WHAT IS ASKED: Each entry below is to be transcribed exactly.
* START INFORMATION SHOWN *
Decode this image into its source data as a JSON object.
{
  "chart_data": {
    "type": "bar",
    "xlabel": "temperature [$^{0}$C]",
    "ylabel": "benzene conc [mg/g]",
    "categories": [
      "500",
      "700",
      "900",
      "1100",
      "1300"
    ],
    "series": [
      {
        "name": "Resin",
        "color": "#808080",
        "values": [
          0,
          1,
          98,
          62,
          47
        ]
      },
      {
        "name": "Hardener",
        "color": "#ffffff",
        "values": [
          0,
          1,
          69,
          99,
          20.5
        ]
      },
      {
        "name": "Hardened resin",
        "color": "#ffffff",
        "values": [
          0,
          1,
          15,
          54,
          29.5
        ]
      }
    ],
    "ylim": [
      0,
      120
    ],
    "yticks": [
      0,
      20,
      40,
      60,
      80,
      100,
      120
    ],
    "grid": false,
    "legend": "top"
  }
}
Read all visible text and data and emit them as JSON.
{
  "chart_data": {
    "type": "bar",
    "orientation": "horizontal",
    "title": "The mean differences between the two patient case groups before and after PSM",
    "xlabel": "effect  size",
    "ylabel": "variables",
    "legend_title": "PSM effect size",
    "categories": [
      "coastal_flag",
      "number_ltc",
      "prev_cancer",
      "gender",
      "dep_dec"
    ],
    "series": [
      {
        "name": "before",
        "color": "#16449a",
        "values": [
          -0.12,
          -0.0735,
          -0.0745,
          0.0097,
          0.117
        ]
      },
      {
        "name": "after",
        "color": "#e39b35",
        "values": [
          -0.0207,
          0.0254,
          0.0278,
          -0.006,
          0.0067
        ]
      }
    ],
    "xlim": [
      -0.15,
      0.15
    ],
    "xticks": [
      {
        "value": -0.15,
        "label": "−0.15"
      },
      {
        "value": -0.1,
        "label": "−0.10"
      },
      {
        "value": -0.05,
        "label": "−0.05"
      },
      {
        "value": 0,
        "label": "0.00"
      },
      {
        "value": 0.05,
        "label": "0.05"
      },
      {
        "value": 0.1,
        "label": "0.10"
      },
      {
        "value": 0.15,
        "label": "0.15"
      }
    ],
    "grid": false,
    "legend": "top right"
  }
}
* END INFORMATION SHOWN *
THE COMPLETED TASK:
Decode this image into its source data as a JSON object.
{
  "chart_data": {
    "type": "bar",
    "xlabel": "temperature [$^{0}$C]",
    "ylabel": "benzene conc [mg/g]",
    "categories": [
      "500",
      "700",
      "900",
      "1100",
      "1300"
    ],
    "series": [
      {
        "name": "Resin",
        "color": "#808080",
        "values": [
          0,
          1,
          98,
          62,
          47
        ]
      },
      {
        "name": "Hardener",
        "color": "#ffffff",
        "values": [
          0,
          1,
          69,
          99,
          20.5
        ]
      },
      {
        "name": "Hardened resin",
        "color": "#ffffff",
        "values": [
          0,
          1,
          15,
          54,
          29.5
        ]
      }
    ],
    "ylim": [
      0,
      120
    ],
    "yticks": [
      0,
      20,
      40,
      60,
      80,
      100,
      120
    ],
    "grid": false,
    "legend": "top"
  }
}
Read all visible text and data and emit them as JSON.
{
  "chart_data": {
    "type": "bar",
    "orientation": "horizontal",
    "title": "The mean differences between the two patient case groups before and after PSM",
    "xlabel": "effect  size",
    "ylabel": "variables",
    "legend_title": "PSM effect size",
    "categories": [
      "coastal_flag",
      "number_ltc",
      "prev_cancer",
      "gender",
      "dep_dec"
    ],
    "series": [
      {
        "name": "before",
        "color": "#16449a",
        "values": [
          -0.12,
          -0.0735,
          -0.0745,
          0.0097,
          0.117
        ]
      },
      {
        "name": "after",
        "color": "#e39b35",
        "values": [
          -0.0207,
          0.0254,
          0.0278,
          -0.006,
          0.0067
        ]
      }
    ],
    "xlim": [
      -0.15,
      0.15
    ],
    "xticks": [
      {
        "value": -0.15,
        "label": "−0.15"
      },
      {
        "value": -0.1,
        "label": "−0.10"
      },
      {
        "value": -0.05,
        "label": "−0.05"
      },
      {
        "value": 0,
        "label": "0.00"
      },
      {
        "value": 0.05,
        "label": "0.05"
      },
      {
        "value": 0.1,
        "label": "0.10"
      },
      {
        "value": 0.15,
        "label": "0.15"
      }
    ],
    "grid": false,
    "legend": "top right"
  }
}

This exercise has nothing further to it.